» Goal of the exercise:
Pull every line that holds the word "mynginx" from the entries.
____ Data for this exercise
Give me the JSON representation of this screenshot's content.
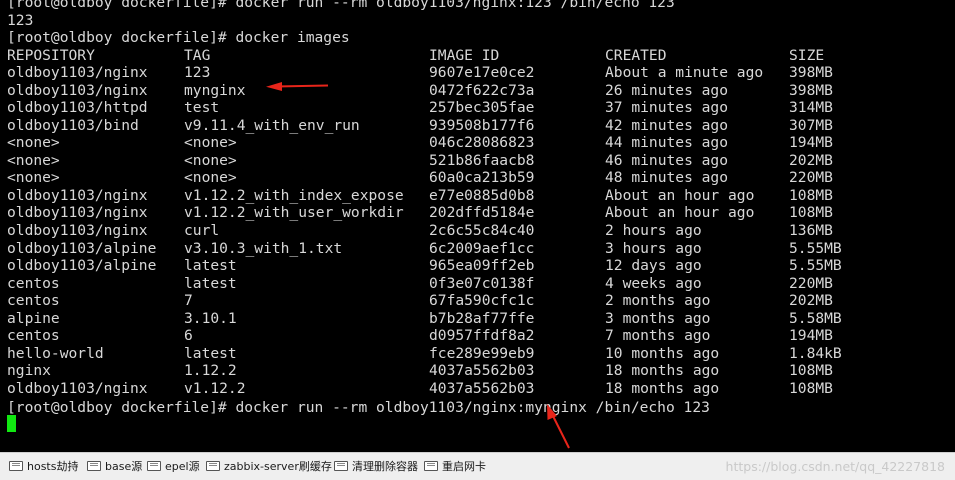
{
  "terminal": {
    "prompt_line_1": "[root@oldboy dockerfile]# docker run --rm oldboy1103/nginx:123 /bin/echo 123",
    "output_1": "123",
    "prompt_line_2": "[root@oldboy dockerfile]# docker images",
    "headers": [
      "REPOSITORY",
      "TAG",
      "IMAGE ID",
      "CREATED",
      "SIZE"
    ],
    "rows": [
      [
        "oldboy1103/nginx",
        "123",
        "9607e17e0ce2",
        "About a minute ago",
        "398MB"
      ],
      [
        "oldboy1103/nginx",
        "mynginx",
        "0472f622c73a",
        "26 minutes ago",
        "398MB"
      ],
      [
        "oldboy1103/httpd",
        "test",
        "257bec305fae",
        "37 minutes ago",
        "314MB"
      ],
      [
        "oldboy1103/bind",
        "v9.11.4_with_env_run",
        "939508b177f6",
        "42 minutes ago",
        "307MB"
      ],
      [
        "<none>",
        "<none>",
        "046c28086823",
        "44 minutes ago",
        "194MB"
      ],
      [
        "<none>",
        "<none>",
        "521b86faacb8",
        "46 minutes ago",
        "202MB"
      ],
      [
        "<none>",
        "<none>",
        "60a0ca213b59",
        "48 minutes ago",
        "220MB"
      ],
      [
        "oldboy1103/nginx",
        "v1.12.2_with_index_expose",
        "e77e0885d0b8",
        "About an hour ago",
        "108MB"
      ],
      [
        "oldboy1103/nginx",
        "v1.12.2_with_user_workdir",
        "202dffd5184e",
        "About an hour ago",
        "108MB"
      ],
      [
        "oldboy1103/nginx",
        "curl",
        "2c6c55c84c40",
        "2 hours ago",
        "136MB"
      ],
      [
        "oldboy1103/alpine",
        "v3.10.3_with_1.txt",
        "6c2009aef1cc",
        "3 hours ago",
        "5.55MB"
      ],
      [
        "oldboy1103/alpine",
        "latest",
        "965ea09ff2eb",
        "12 days ago",
        "5.55MB"
      ],
      [
        "centos",
        "latest",
        "0f3e07c0138f",
        "4 weeks ago",
        "220MB"
      ],
      [
        "centos",
        "7",
        "67fa590cfc1c",
        "2 months ago",
        "202MB"
      ],
      [
        "alpine",
        "3.10.1",
        "b7b28af77ffe",
        "3 months ago",
        "5.58MB"
      ],
      [
        "centos",
        "6",
        "d0957ffdf8a2",
        "7 months ago",
        "194MB"
      ],
      [
        "hello-world",
        "latest",
        "fce289e99eb9",
        "10 months ago",
        "1.84kB"
      ],
      [
        "nginx",
        "1.12.2",
        "4037a5562b03",
        "18 months ago",
        "108MB"
      ],
      [
        "oldboy1103/nginx",
        "v1.12.2",
        "4037a5562b03",
        "18 months ago",
        "108MB"
      ]
    ],
    "prompt_line_3": "[root@oldboy dockerfile]# docker run --rm oldboy1103/nginx:mynginx /bin/echo 123",
    "cursor_color": "#11e811",
    "annotation_color": "#e8251a"
  },
  "quickbar": {
    "buttons": [
      {
        "label": "hosts劫持",
        "icon": "command-button-icon"
      },
      {
        "label": "base源",
        "icon": "command-button-icon"
      },
      {
        "label": "epel源",
        "icon": "command-button-icon"
      },
      {
        "label": "zabbix-server刷缓存",
        "icon": "command-button-icon"
      },
      {
        "label": "清理删除容器",
        "icon": "command-button-icon"
      },
      {
        "label": "重启网卡",
        "icon": "command-button-icon"
      }
    ],
    "watermark": "https://blog.csdn.net/qq_42227818"
  }
}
________
» Finished task:
        "mynginx",
    "prompt_line_3": "[root@oldboy dockerfile]# docker run --rm oldboy1103/nginx:mynginx /bin/echo 123",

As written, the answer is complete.